Write out every row below word for word, leaving out the pictures.
==================================================
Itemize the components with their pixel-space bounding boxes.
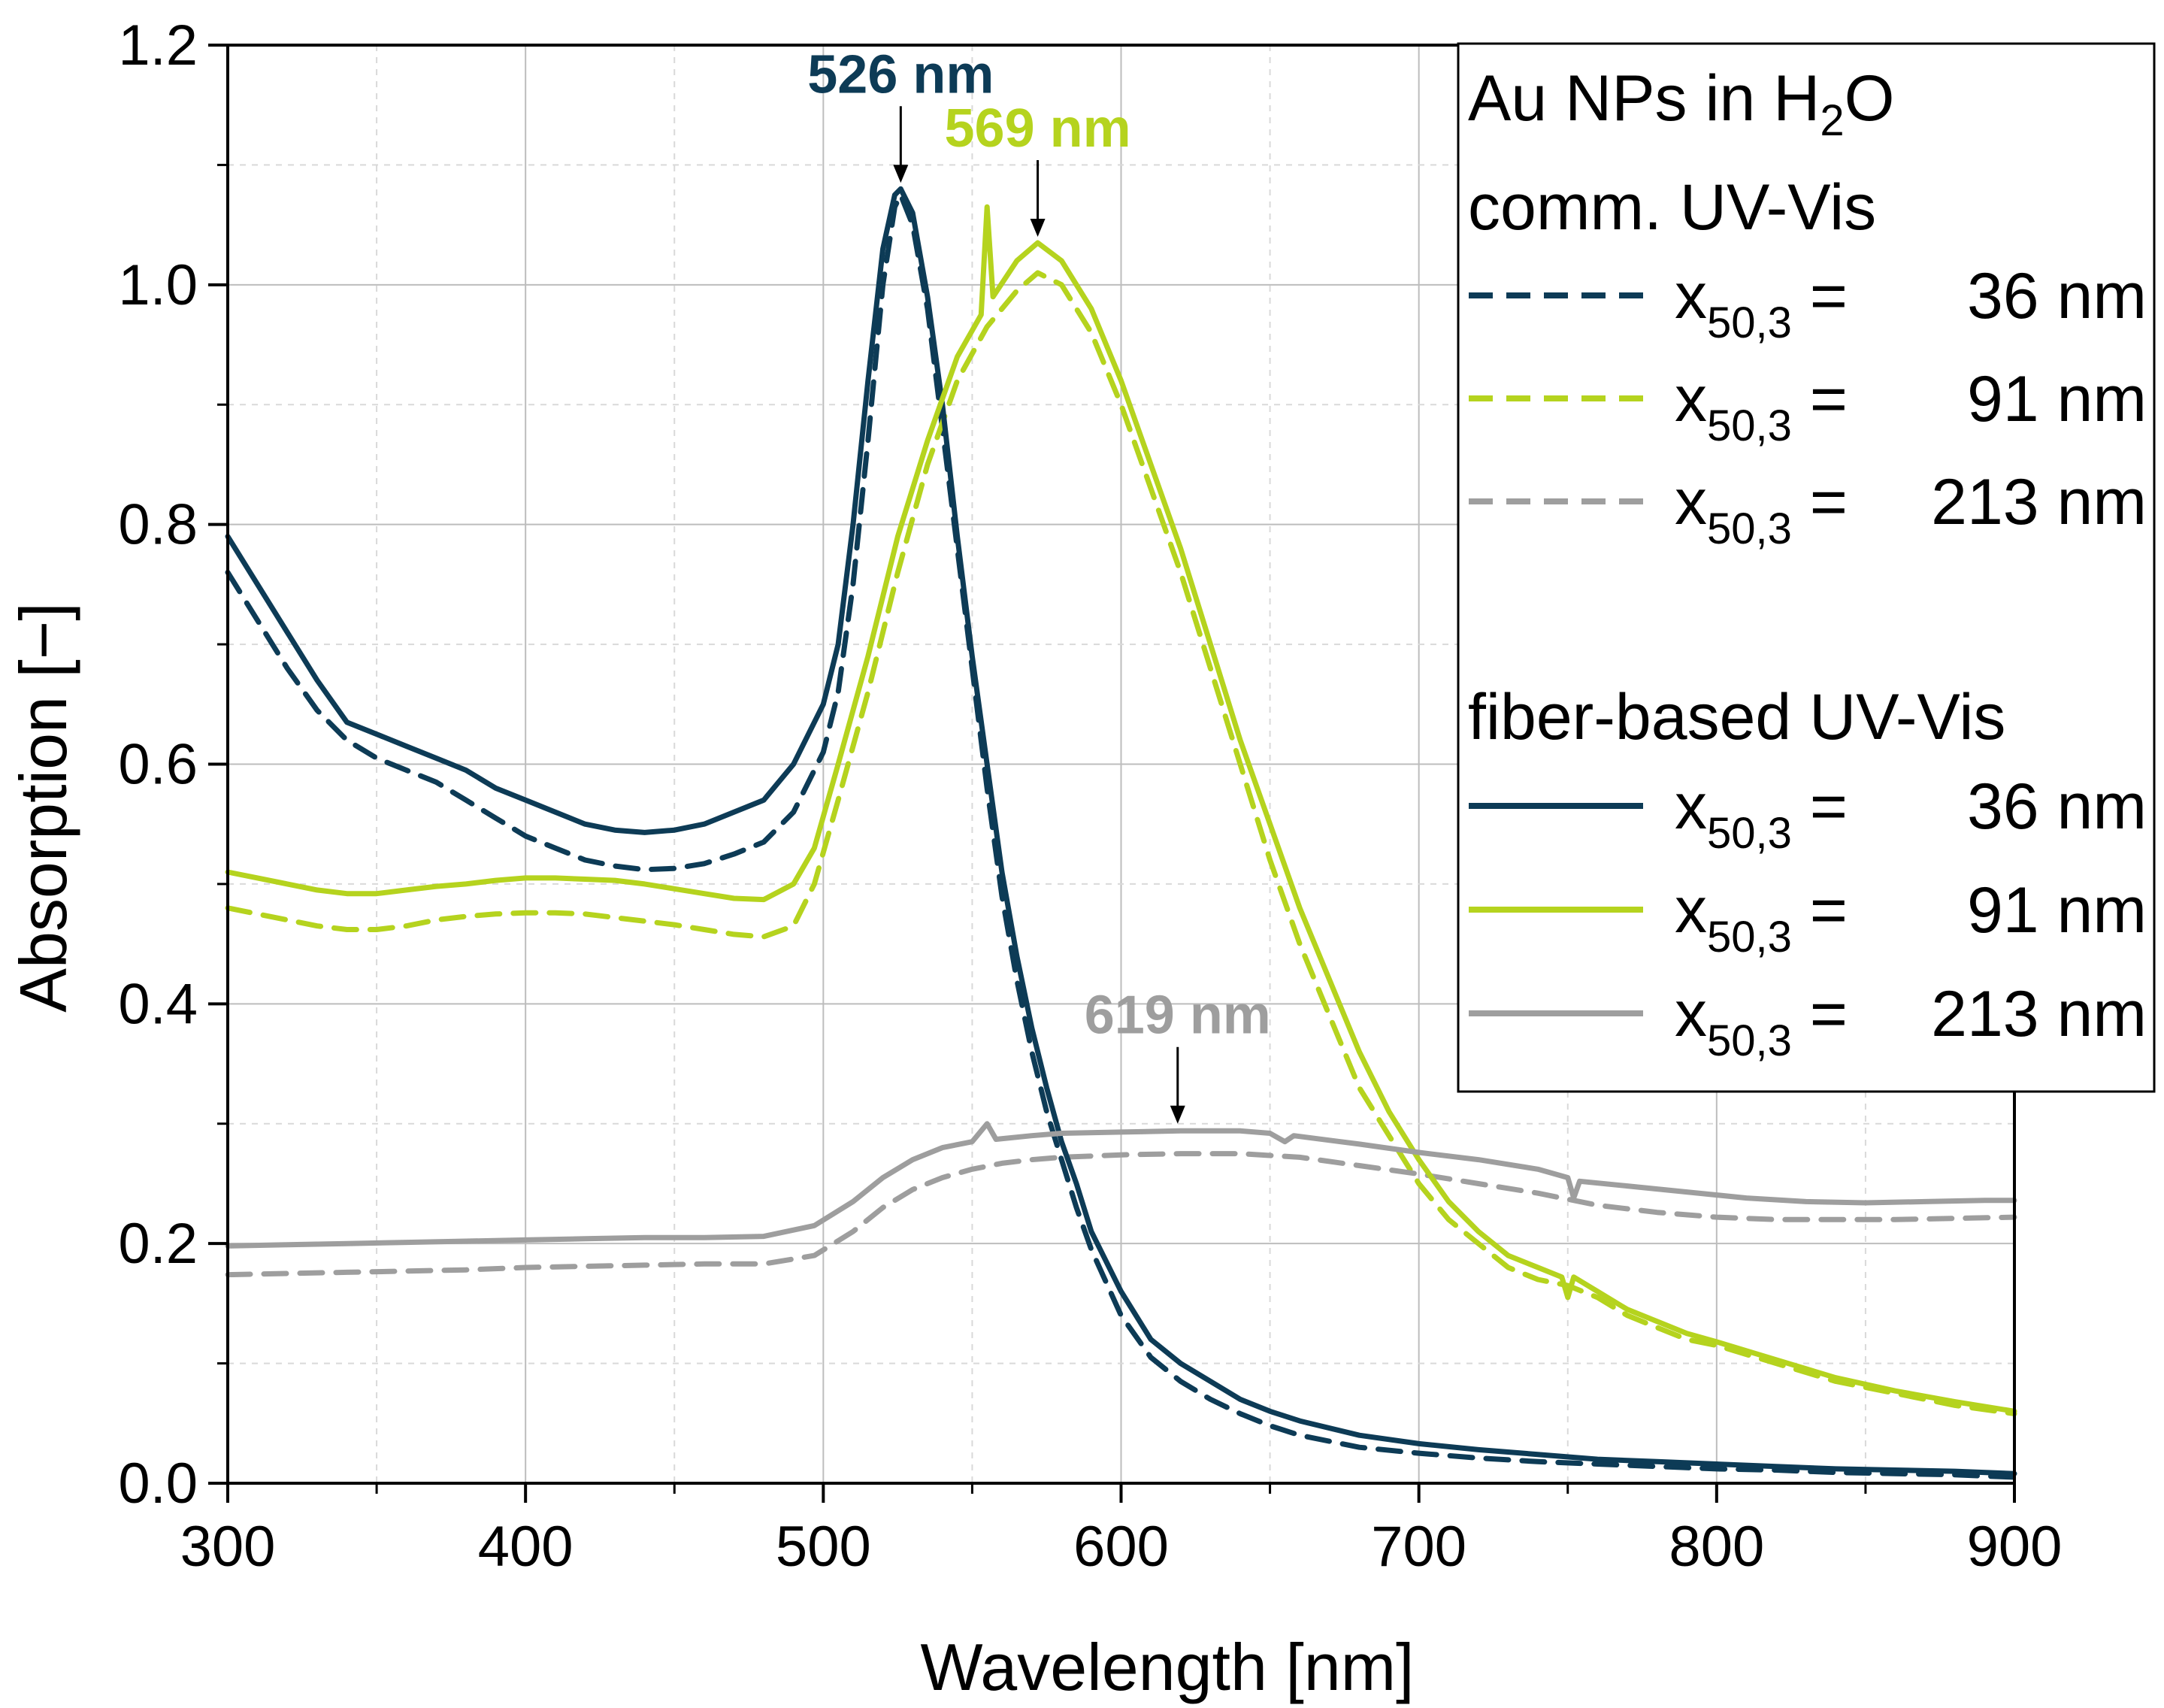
legend-group1-title-subscript: 2 [1820, 96, 1844, 145]
plot-series [225, 186, 2017, 1480]
legend-box [1457, 42, 2156, 1093]
legend-entry-value: 36 nm [1967, 771, 2147, 843]
y-tick-label: 1.0 [118, 253, 198, 317]
legend-group1-title: Au NPs in H2O [1468, 62, 1895, 145]
annotation-label: 619 nm [1085, 986, 1271, 1046]
series-line-fiber-5 [225, 1121, 2017, 1249]
x-tick-label: 500 [776, 1515, 871, 1579]
y-tick-label: 0.0 [118, 1452, 198, 1516]
series-line-comm-1 [225, 270, 2017, 1416]
legend-entry-label: x50,3 = [1675, 978, 1848, 1065]
legend-entry-value: 213 nm [1931, 466, 2147, 538]
legend-group1-title-main: Au NPs in H [1468, 62, 1820, 135]
legend-group1-title-end: O [1845, 62, 1895, 135]
legend-entry-label: x50,3 = [1675, 363, 1848, 450]
x-axis-label: Wavelength [nm] [920, 1630, 1414, 1704]
legend-entries: x50,3 = 36 nm x50,3 = 91 nm x50,3 = 213 nm x50… [1469, 260, 2147, 1065]
axis-ticks: 300 400 500 600 700 800 900 0.0 0.2 0.4 0.6 0.8 1.0 1… [118, 14, 2062, 1579]
legend-entry-value: 91 nm [1967, 363, 2147, 435]
legend-entry-label: x50,3 = [1675, 771, 1848, 858]
x-tick-label: 600 [1073, 1515, 1169, 1579]
legend-entry-value: 91 nm [1967, 874, 2147, 946]
y-tick-label: 1.2 [118, 14, 198, 77]
series-line-comm-2 [225, 1151, 2017, 1278]
y-tick-label: 0.2 [118, 1212, 198, 1276]
y-tick-label: 0.4 [118, 972, 198, 1036]
annotation-arrowhead [1030, 219, 1046, 238]
legend-entry-label: x50,3 = [1675, 874, 1848, 962]
x-tick-label: 700 [1371, 1515, 1466, 1579]
series-line-fiber-4 [225, 204, 2017, 1414]
y-tick-label: 0.8 [118, 493, 198, 557]
legend-group1-subtitle: comm. UV-Vis [1468, 171, 1876, 244]
legend-entry-label: x50,3 = [1675, 260, 1848, 347]
legend: Au NPs in H2O comm. UV-Vis fiber-based U… [1457, 42, 2156, 1093]
legend-entry-label: x50,3 = [1675, 466, 1848, 553]
x-tick-label: 900 [1967, 1515, 2063, 1579]
legend-entry-value: 213 nm [1931, 978, 2147, 1050]
legend-group2-title: fiber-based UV-Vis [1468, 681, 2005, 753]
x-tick-label: 300 [180, 1515, 276, 1579]
x-tick-label: 400 [478, 1515, 574, 1579]
annotation-label: 569 nm [945, 98, 1131, 159]
annotation-arrowhead [1170, 1105, 1185, 1124]
y-tick-label: 0.6 [118, 733, 198, 797]
legend-entry-value: 36 nm [1967, 260, 2147, 332]
y-axis-label: Absorption [−] [6, 602, 80, 1012]
annotation-label: 526 nm [807, 44, 994, 104]
annotation-arrowhead [893, 165, 909, 183]
x-tick-label: 800 [1669, 1515, 1764, 1579]
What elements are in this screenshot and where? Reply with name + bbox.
==================================================
◆ **Task output**:
Itemize the components with their pixel-space bounding boxes.
legend-group1-title-subscript: 2 [1820, 96, 1844, 145]
plot-series [225, 186, 2017, 1480]
legend-box [1457, 42, 2156, 1093]
legend-entry-value: 36 nm [1967, 771, 2147, 843]
y-tick-label: 1.0 [118, 253, 198, 317]
legend-group1-title: Au NPs in H2O [1468, 62, 1895, 145]
annotation-label: 619 nm [1085, 986, 1271, 1046]
series-line-fiber-5 [225, 1121, 2017, 1249]
x-tick-label: 500 [776, 1515, 871, 1579]
y-tick-label: 0.0 [118, 1452, 198, 1516]
series-line-comm-1 [225, 270, 2017, 1416]
legend-entry-label: x50,3 = [1675, 978, 1848, 1065]
legend-entry-value: 213 nm [1931, 466, 2147, 538]
legend-group1-title-main: Au NPs in H [1468, 62, 1820, 135]
legend-group1-title-end: O [1845, 62, 1895, 135]
legend-entry-label: x50,3 = [1675, 363, 1848, 450]
x-axis-label: Wavelength [nm] [920, 1630, 1414, 1704]
legend-entries: x50,3 = 36 nm x50,3 = 91 nm x50,3 = 213 nm x50… [1469, 260, 2147, 1065]
axis-ticks: 300 400 500 600 700 800 900 0.0 0.2 0.4 0.6 0.8 1.0 1… [118, 14, 2062, 1579]
legend-entry-value: 91 nm [1967, 363, 2147, 435]
legend-entry-label: x50,3 = [1675, 771, 1848, 858]
x-tick-label: 600 [1073, 1515, 1169, 1579]
legend-entry-value: 91 nm [1967, 874, 2147, 946]
y-tick-label: 1.2 [118, 14, 198, 77]
series-line-comm-2 [225, 1151, 2017, 1278]
y-tick-label: 0.2 [118, 1212, 198, 1276]
y-tick-label: 0.4 [118, 972, 198, 1036]
annotation-arrowhead [1030, 219, 1046, 238]
legend-entry-label: x50,3 = [1675, 874, 1848, 962]
x-tick-label: 700 [1371, 1515, 1466, 1579]
series-line-fiber-4 [225, 204, 2017, 1414]
y-tick-label: 0.8 [118, 493, 198, 557]
legend-group1-subtitle: comm. UV-Vis [1468, 171, 1876, 244]
legend-entry-label: x50,3 = [1675, 260, 1848, 347]
legend: Au NPs in H2O comm. UV-Vis fiber-based U… [1457, 42, 2156, 1093]
legend-entry-label: x50,3 = [1675, 466, 1848, 553]
x-tick-label: 900 [1967, 1515, 2063, 1579]
legend-entry-value: 213 nm [1931, 978, 2147, 1050]
legend-group2-title: fiber-based UV-Vis [1468, 681, 2005, 753]
x-tick-label: 300 [180, 1515, 276, 1579]
x-tick-label: 400 [478, 1515, 574, 1579]
annotation-label: 569 nm [945, 98, 1131, 159]
annotation-arrowhead [1170, 1105, 1185, 1124]
y-tick-label: 0.6 [118, 733, 198, 797]
legend-entry-value: 36 nm [1967, 260, 2147, 332]
y-axis-label: Absorption [−] [6, 602, 80, 1012]
annotation-label: 526 nm [807, 44, 994, 104]
annotation-arrowhead [893, 165, 909, 183]
x-tick-label: 800 [1669, 1515, 1764, 1579]
What elements are in this screenshot and where? Reply with name + bbox.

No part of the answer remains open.